Listing.
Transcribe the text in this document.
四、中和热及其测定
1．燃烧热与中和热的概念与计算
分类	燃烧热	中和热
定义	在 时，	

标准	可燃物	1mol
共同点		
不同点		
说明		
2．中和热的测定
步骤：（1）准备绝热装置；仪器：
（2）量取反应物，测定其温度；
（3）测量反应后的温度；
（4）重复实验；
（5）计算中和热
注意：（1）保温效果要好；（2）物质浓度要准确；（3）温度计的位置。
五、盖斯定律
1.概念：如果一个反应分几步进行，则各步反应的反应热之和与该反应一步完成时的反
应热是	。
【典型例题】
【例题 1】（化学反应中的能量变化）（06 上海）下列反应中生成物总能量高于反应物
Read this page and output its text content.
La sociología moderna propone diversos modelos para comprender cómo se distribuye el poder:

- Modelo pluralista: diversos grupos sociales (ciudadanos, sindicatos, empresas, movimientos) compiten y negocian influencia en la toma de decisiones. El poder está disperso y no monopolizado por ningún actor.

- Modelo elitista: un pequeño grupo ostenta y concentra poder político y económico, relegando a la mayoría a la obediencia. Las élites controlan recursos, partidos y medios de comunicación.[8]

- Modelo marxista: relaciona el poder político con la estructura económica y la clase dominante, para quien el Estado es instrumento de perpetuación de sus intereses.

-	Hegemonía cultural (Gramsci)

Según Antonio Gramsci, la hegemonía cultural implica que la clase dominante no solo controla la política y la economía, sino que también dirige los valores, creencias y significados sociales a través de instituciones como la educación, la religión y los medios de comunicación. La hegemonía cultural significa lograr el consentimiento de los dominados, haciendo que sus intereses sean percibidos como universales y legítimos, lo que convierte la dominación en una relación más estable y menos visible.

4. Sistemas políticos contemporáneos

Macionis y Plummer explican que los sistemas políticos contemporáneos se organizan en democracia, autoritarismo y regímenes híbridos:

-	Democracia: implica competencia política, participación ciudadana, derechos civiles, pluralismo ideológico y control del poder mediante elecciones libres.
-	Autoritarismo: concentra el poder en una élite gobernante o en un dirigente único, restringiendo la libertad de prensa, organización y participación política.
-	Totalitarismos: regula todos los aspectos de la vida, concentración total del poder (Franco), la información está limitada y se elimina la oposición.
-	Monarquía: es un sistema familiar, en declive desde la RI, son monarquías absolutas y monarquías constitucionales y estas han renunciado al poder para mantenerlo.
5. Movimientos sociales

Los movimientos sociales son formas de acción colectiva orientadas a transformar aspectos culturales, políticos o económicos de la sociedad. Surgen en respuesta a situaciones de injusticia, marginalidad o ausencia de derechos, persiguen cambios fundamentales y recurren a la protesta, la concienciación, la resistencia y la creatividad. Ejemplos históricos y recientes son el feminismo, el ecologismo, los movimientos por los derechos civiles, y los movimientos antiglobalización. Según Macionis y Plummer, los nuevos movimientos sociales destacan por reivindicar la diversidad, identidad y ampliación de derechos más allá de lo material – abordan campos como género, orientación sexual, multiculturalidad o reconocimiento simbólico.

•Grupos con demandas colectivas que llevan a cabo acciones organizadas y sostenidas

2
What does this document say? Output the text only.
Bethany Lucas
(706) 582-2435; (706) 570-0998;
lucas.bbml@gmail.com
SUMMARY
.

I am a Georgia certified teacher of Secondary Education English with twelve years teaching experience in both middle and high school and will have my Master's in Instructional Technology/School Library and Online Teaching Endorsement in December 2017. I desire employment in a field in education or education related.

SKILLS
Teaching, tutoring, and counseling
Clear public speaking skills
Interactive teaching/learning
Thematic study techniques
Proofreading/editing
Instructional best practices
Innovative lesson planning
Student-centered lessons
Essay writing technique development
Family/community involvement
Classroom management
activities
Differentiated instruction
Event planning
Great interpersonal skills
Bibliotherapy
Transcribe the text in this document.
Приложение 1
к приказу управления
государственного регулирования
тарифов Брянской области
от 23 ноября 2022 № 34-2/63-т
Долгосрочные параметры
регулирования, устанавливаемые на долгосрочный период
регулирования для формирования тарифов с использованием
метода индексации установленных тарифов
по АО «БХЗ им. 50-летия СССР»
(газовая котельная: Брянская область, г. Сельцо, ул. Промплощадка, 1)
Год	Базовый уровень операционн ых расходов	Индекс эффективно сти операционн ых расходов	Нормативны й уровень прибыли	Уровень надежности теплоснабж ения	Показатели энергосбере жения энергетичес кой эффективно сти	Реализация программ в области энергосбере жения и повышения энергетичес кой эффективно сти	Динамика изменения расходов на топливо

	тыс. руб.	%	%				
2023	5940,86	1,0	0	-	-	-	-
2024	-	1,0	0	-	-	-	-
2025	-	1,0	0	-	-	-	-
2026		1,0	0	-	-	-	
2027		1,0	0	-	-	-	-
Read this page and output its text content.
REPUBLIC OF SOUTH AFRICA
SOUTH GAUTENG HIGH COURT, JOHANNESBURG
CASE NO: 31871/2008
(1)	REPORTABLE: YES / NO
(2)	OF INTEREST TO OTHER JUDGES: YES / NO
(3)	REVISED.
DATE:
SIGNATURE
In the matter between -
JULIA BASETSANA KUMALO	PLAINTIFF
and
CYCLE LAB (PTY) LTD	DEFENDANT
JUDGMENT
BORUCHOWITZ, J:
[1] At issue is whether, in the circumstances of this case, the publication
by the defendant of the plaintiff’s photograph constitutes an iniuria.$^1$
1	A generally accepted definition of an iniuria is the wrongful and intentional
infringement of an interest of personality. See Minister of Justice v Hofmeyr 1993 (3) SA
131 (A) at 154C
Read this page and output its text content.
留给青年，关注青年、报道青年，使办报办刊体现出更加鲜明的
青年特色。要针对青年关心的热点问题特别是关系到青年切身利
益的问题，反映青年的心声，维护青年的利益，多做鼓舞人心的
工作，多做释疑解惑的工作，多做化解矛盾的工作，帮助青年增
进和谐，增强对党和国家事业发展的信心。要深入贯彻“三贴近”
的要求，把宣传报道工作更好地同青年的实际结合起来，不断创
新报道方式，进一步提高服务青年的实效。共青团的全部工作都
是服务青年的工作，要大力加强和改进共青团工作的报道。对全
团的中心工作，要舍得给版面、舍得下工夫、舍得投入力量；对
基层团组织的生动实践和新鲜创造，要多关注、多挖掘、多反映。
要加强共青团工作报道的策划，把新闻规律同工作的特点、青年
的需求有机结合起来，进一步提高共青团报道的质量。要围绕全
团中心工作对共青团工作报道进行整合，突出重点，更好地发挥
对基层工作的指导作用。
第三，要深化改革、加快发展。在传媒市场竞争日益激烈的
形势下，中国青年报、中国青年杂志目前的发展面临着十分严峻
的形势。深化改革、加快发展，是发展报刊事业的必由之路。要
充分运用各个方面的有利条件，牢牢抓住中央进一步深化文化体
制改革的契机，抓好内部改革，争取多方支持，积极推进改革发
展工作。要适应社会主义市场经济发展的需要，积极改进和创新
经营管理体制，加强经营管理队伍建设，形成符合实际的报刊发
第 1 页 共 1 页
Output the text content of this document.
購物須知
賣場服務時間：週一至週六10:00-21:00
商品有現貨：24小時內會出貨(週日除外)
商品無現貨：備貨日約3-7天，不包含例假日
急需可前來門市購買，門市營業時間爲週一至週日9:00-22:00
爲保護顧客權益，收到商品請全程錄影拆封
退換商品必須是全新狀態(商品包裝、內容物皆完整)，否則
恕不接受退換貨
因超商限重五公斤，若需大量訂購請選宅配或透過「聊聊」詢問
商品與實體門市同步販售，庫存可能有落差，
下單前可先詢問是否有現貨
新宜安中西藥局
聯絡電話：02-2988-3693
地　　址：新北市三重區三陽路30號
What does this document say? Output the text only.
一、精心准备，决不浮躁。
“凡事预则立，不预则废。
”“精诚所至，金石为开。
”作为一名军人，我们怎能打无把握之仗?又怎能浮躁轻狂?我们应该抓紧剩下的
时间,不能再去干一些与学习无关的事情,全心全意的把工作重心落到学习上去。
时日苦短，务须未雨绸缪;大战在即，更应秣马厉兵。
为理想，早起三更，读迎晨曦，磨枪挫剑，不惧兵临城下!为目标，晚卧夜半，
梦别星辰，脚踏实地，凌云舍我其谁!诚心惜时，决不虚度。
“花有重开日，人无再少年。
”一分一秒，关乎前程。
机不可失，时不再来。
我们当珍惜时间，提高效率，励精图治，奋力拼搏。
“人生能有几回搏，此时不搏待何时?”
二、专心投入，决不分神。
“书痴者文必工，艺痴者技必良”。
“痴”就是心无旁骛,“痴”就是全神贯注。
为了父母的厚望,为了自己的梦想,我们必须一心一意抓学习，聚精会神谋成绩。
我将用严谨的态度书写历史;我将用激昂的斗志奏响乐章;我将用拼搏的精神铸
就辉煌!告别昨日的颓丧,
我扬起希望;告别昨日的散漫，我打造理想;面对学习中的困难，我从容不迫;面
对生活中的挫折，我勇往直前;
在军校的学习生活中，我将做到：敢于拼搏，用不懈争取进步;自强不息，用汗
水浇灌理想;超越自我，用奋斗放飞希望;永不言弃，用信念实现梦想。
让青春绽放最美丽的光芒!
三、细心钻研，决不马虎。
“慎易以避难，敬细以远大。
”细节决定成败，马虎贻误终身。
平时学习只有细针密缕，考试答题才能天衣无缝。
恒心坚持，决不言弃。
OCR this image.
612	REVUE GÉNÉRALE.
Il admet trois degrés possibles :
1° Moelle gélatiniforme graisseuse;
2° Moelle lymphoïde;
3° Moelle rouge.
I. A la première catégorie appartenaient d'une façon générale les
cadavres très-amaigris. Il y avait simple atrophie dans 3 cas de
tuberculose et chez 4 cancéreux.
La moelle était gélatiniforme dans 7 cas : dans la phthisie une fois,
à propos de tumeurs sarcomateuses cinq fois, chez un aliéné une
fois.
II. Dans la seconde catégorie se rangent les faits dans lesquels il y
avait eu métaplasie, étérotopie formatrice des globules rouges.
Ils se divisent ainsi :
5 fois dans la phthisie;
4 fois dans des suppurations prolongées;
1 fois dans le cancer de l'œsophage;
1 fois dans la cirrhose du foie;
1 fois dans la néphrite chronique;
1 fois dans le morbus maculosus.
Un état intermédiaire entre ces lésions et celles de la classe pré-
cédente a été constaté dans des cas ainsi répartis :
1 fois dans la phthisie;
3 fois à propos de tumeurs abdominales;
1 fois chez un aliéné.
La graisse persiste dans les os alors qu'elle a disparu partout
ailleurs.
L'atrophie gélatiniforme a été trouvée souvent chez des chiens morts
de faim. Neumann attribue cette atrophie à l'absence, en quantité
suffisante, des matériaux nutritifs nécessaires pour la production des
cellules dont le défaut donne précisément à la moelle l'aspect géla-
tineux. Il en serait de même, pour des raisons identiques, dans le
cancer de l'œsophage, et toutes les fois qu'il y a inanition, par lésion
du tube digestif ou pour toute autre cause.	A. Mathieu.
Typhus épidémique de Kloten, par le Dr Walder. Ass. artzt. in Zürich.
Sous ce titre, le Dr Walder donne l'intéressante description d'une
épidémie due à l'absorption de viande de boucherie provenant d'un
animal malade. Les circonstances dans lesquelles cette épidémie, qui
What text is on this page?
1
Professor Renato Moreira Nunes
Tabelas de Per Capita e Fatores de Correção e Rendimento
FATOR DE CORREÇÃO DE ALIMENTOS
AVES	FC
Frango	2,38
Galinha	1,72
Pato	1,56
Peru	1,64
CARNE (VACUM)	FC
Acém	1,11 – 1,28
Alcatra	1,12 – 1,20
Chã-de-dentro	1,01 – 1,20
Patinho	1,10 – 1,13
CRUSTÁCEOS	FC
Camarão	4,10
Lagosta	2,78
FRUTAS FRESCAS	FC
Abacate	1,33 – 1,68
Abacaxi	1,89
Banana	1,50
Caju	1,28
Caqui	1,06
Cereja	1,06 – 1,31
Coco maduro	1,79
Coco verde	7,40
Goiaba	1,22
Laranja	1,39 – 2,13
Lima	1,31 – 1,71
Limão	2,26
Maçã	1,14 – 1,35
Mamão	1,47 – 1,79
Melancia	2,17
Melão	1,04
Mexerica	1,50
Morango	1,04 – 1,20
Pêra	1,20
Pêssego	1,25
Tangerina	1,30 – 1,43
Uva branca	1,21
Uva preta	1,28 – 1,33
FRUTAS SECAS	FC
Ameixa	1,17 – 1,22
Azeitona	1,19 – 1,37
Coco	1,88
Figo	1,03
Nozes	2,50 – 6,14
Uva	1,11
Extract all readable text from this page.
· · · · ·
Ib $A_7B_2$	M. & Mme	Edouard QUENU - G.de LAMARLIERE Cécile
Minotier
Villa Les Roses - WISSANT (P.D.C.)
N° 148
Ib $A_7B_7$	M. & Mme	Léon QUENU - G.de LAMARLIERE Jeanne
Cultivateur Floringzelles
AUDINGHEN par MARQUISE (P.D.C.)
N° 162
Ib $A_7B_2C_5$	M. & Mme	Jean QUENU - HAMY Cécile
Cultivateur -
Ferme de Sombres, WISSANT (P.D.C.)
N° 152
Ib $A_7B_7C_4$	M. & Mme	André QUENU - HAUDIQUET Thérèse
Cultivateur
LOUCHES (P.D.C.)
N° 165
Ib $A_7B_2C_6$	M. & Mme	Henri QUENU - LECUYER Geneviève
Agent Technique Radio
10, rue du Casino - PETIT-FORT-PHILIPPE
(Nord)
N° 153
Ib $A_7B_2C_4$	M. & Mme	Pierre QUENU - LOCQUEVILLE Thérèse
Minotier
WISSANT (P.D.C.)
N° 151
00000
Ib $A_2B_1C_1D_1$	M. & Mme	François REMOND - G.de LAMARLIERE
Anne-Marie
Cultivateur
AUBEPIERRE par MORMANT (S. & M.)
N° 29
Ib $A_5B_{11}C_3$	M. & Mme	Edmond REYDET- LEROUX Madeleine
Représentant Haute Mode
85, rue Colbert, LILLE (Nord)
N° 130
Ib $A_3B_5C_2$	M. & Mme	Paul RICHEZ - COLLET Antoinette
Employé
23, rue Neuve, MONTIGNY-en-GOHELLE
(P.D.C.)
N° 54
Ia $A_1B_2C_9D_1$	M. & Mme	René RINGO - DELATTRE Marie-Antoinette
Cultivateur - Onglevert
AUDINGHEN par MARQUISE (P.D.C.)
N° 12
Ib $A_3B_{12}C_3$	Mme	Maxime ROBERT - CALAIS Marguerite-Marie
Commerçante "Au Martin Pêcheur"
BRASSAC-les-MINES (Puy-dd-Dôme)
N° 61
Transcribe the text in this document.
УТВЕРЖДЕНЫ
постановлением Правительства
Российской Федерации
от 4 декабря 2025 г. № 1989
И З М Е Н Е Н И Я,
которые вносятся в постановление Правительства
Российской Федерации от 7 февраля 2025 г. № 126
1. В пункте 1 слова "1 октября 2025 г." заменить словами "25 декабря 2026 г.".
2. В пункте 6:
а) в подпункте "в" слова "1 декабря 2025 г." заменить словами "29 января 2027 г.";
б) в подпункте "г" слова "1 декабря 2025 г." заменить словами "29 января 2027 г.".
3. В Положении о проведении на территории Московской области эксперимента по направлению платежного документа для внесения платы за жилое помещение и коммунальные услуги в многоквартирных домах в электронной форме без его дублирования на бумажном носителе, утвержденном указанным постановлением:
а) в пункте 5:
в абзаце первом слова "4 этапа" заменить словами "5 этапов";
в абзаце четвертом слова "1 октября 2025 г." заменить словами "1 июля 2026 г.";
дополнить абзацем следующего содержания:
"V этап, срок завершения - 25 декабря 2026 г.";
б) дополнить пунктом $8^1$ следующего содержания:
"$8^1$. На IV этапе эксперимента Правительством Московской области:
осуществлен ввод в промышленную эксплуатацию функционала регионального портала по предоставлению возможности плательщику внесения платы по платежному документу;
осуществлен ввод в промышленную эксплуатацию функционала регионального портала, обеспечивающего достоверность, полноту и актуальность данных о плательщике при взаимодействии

Set exercise. Copy all lines in the listing above where the string "pour" appears.

Exercise result.
suffisante, des matériaux nutritifs nécessaires pour la production des
tineux. Il en serait de même, pour des raisons identiques, dans le
du tube digestif ou pour toute autre cause.	A. Mathieu.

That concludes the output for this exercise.